▶ **Directive**: Can you copy every one of the items below line for line, changing nothing?

▶ **Material shown**:
»»
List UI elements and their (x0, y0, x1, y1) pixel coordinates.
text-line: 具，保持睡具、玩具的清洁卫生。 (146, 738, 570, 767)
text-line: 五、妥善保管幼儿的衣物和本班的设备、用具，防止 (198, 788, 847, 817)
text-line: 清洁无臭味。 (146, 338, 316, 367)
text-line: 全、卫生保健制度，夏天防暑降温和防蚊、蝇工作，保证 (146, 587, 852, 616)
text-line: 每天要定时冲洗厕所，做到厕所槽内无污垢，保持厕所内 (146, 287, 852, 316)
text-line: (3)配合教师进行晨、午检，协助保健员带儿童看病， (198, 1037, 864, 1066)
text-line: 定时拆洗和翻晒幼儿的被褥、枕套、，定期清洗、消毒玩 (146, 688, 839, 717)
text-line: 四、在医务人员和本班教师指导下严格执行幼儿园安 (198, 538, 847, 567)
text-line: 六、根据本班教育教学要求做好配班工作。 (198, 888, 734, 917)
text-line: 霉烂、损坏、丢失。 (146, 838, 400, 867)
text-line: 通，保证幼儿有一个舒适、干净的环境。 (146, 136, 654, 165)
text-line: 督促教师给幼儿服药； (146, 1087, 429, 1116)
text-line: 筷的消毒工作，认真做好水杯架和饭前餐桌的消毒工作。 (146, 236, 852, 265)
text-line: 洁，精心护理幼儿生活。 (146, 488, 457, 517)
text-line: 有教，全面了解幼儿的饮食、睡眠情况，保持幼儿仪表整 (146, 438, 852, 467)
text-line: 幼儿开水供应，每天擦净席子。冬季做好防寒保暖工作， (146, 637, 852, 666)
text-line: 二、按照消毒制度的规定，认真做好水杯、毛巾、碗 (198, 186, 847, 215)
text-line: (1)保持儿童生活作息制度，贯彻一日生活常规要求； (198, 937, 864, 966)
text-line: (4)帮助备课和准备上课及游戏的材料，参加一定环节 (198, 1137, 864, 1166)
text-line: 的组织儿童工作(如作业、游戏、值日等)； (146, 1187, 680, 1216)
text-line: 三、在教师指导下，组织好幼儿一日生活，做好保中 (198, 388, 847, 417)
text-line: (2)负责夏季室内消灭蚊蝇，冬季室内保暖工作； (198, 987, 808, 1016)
««
▶ **The answer**:
List UI elements and their (x0, y0, x1, y1) pixel coordinates.
text-line: 具，保持睡具、玩具的清洁卫生。 (146, 738, 570, 767)
text-line: 五、妥善保管幼儿的衣物和本班的设备、用具，防止 (198, 788, 847, 817)
text-line: 清洁无臭味。 (146, 338, 316, 367)
text-line: 全、卫生保健制度，夏天防暑降温和防蚊、蝇工作，保证 (146, 587, 852, 616)
text-line: 每天要定时冲洗厕所，做到厕所槽内无污垢，保持厕所内 (146, 287, 852, 316)
text-line: (3)配合教师进行晨、午检，协助保健员带儿童看病， (198, 1037, 864, 1066)
text-line: 定时拆洗和翻晒幼儿的被褥、枕套、，定期清洗、消毒玩 (146, 688, 839, 717)
text-line: 四、在医务人员和本班教师指导下严格执行幼儿园安 (198, 538, 847, 567)
text-line: 六、根据本班教育教学要求做好配班工作。 (198, 888, 734, 917)
text-line: 霉烂、损坏、丢失。 (146, 838, 400, 867)
text-line: 通，保证幼儿有一个舒适、干净的环境。 (146, 136, 654, 165)
text-line: 督促教师给幼儿服药； (146, 1087, 429, 1116)
text-line: 筷的消毒工作，认真做好水杯架和饭前餐桌的消毒工作。 (146, 236, 852, 265)
text-line: 洁，精心护理幼儿生活。 (146, 488, 457, 517)
text-line: 有教，全面了解幼儿的饮食、睡眠情况，保持幼儿仪表整 (146, 438, 852, 467)
text-line: 幼儿开水供应，每天擦净席子。冬季做好防寒保暖工作， (146, 637, 852, 666)
text-line: 二、按照消毒制度的规定，认真做好水杯、毛巾、碗 (198, 186, 847, 215)
text-line: (1)保持儿童生活作息制度，贯彻一日生活常规要求； (198, 937, 864, 966)
text-line: (4)帮助备课和准备上课及游戏的材料，参加一定环节 (198, 1137, 864, 1166)
text-line: 的组织儿童工作(如作业、游戏、值日等)； (146, 1187, 680, 1216)
text-line: 三、在教师指导下，组织好幼儿一日生活，做好保中 (198, 388, 847, 417)
text-line: (2)负责夏季室内消灭蚊蝇，冬季室内保暖工作； (198, 987, 808, 1016)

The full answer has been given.